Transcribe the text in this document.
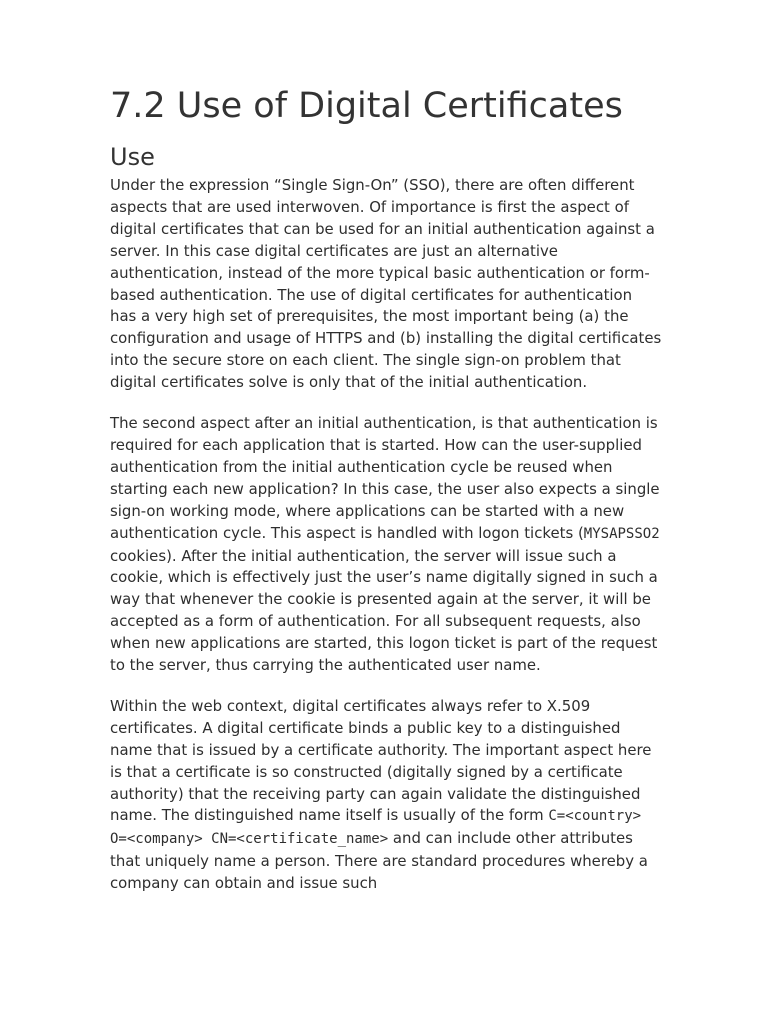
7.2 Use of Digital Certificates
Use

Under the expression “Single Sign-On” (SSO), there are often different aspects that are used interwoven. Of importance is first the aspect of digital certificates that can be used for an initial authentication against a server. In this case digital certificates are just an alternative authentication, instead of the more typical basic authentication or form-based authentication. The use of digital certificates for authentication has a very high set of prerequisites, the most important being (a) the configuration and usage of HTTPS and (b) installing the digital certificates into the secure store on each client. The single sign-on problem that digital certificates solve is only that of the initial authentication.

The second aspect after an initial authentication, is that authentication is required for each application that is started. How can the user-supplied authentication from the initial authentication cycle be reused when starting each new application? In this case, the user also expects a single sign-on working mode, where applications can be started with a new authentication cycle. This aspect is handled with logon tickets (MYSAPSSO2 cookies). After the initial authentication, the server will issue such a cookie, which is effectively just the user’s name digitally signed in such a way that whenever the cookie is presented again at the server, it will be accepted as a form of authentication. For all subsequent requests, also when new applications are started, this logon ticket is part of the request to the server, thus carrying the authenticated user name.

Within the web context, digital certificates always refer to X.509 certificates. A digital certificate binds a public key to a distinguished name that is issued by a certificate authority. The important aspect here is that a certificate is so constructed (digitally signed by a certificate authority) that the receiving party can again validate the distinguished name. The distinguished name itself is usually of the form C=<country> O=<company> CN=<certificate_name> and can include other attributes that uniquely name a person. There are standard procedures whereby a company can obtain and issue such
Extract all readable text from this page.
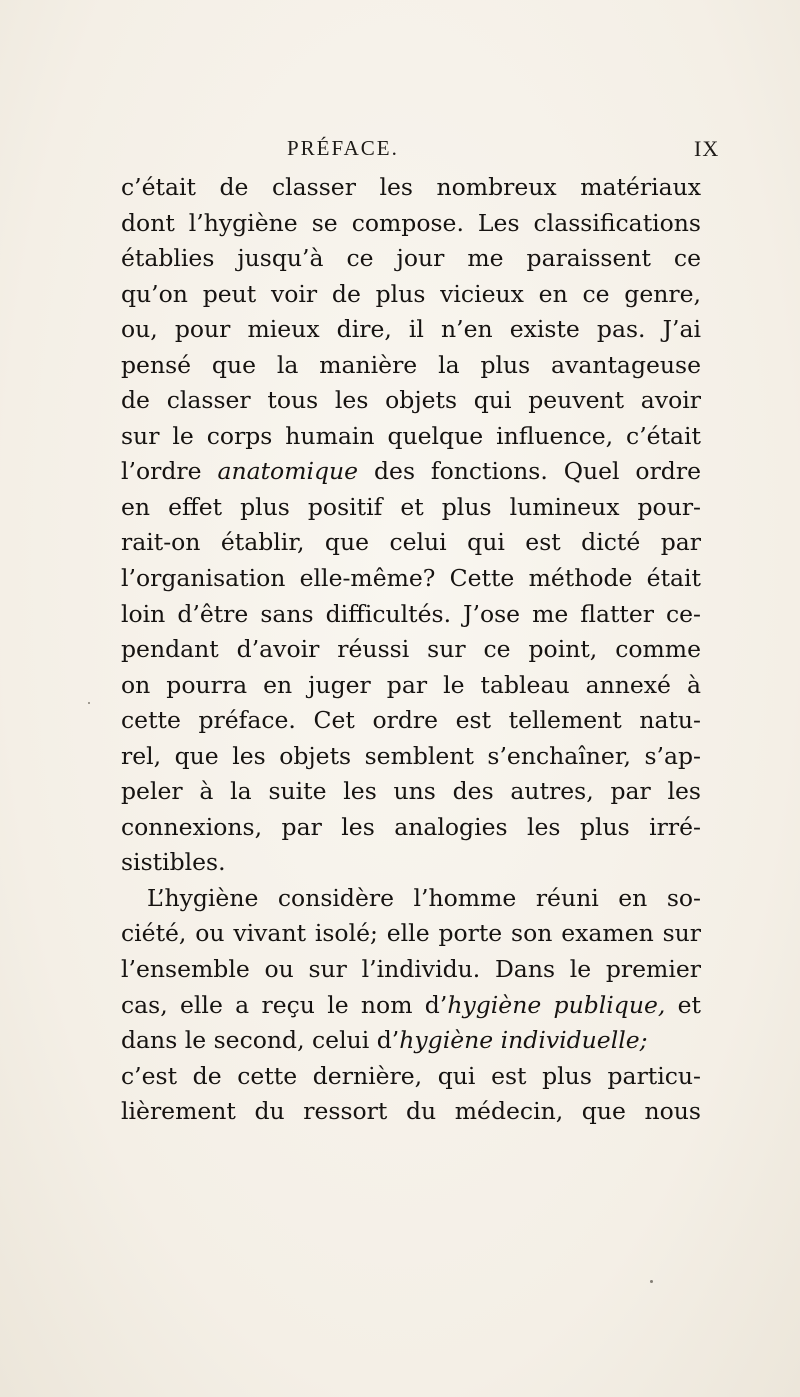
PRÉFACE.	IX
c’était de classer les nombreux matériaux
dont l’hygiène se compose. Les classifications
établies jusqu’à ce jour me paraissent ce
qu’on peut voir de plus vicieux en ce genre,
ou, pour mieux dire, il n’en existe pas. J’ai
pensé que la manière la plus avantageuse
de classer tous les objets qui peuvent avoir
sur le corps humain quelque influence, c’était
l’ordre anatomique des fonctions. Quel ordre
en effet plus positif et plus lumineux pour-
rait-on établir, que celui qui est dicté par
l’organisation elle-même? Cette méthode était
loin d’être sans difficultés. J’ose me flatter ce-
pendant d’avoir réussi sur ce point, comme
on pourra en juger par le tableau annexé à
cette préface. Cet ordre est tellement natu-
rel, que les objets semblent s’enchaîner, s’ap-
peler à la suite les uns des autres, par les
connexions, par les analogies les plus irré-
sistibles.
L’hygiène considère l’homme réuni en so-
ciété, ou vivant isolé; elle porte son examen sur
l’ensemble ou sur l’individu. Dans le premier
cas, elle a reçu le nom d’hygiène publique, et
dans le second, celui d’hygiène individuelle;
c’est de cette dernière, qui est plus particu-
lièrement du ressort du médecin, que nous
⁂
» WHAT YOU HAVE TO DO
Pictures appear in the records above. Output everything except them, exactly.

» FULL ANSWER
Transcribe the text in this document.
7.2 Use of Digital Certificates
Use

Under the expression “Single Sign-On” (SSO), there are often different aspects that are used interwoven. Of importance is first the aspect of digital certificates that can be used for an initial authentication against a server. In this case digital certificates are just an alternative authentication, instead of the more typical basic authentication or form-based authentication. The use of digital certificates for authentication has a very high set of prerequisites, the most important being (a) the configuration and usage of HTTPS and (b) installing the digital certificates into the secure store on each client. The single sign-on problem that digital certificates solve is only that of the initial authentication.

The second aspect after an initial authentication, is that authentication is required for each application that is started. How can the user-supplied authentication from the initial authentication cycle be reused when starting each new application? In this case, the user also expects a single sign-on working mode, where applications can be started with a new authentication cycle. This aspect is handled with logon tickets (MYSAPSSO2 cookies). After the initial authentication, the server will issue such a cookie, which is effectively just the user’s name digitally signed in such a way that whenever the cookie is presented again at the server, it will be accepted as a form of authentication. For all subsequent requests, also when new applications are started, this logon ticket is part of the request to the server, thus carrying the authenticated user name.

Within the web context, digital certificates always refer to X.509 certificates. A digital certificate binds a public key to a distinguished name that is issued by a certificate authority. The important aspect here is that a certificate is so constructed (digitally signed by a certificate authority) that the receiving party can again validate the distinguished name. The distinguished name itself is usually of the form C=<country> O=<company> CN=<certificate_name> and can include other attributes that uniquely name a person. There are standard procedures whereby a company can obtain and issue such
Extract all readable text from this page.
PRÉFACE.	IX
c’était de classer les nombreux matériaux
dont l’hygiène se compose. Les classifications
établies jusqu’à ce jour me paraissent ce
qu’on peut voir de plus vicieux en ce genre,
ou, pour mieux dire, il n’en existe pas. J’ai
pensé que la manière la plus avantageuse
de classer tous les objets qui peuvent avoir
sur le corps humain quelque influence, c’était
l’ordre anatomique des fonctions. Quel ordre
en effet plus positif et plus lumineux pour-
rait-on établir, que celui qui est dicté par
l’organisation elle-même? Cette méthode était
loin d’être sans difficultés. J’ose me flatter ce-
pendant d’avoir réussi sur ce point, comme
on pourra en juger par le tableau annexé à
cette préface. Cet ordre est tellement natu-
rel, que les objets semblent s’enchaîner, s’ap-
peler à la suite les uns des autres, par les
connexions, par les analogies les plus irré-
sistibles.
L’hygiène considère l’homme réuni en so-
ciété, ou vivant isolé; elle porte son examen sur
l’ensemble ou sur l’individu. Dans le premier
cas, elle a reçu le nom d’hygiène publique, et
dans le second, celui d’hygiène individuelle;
c’est de cette dernière, qui est plus particu-
lièrement du ressort du médecin, que nous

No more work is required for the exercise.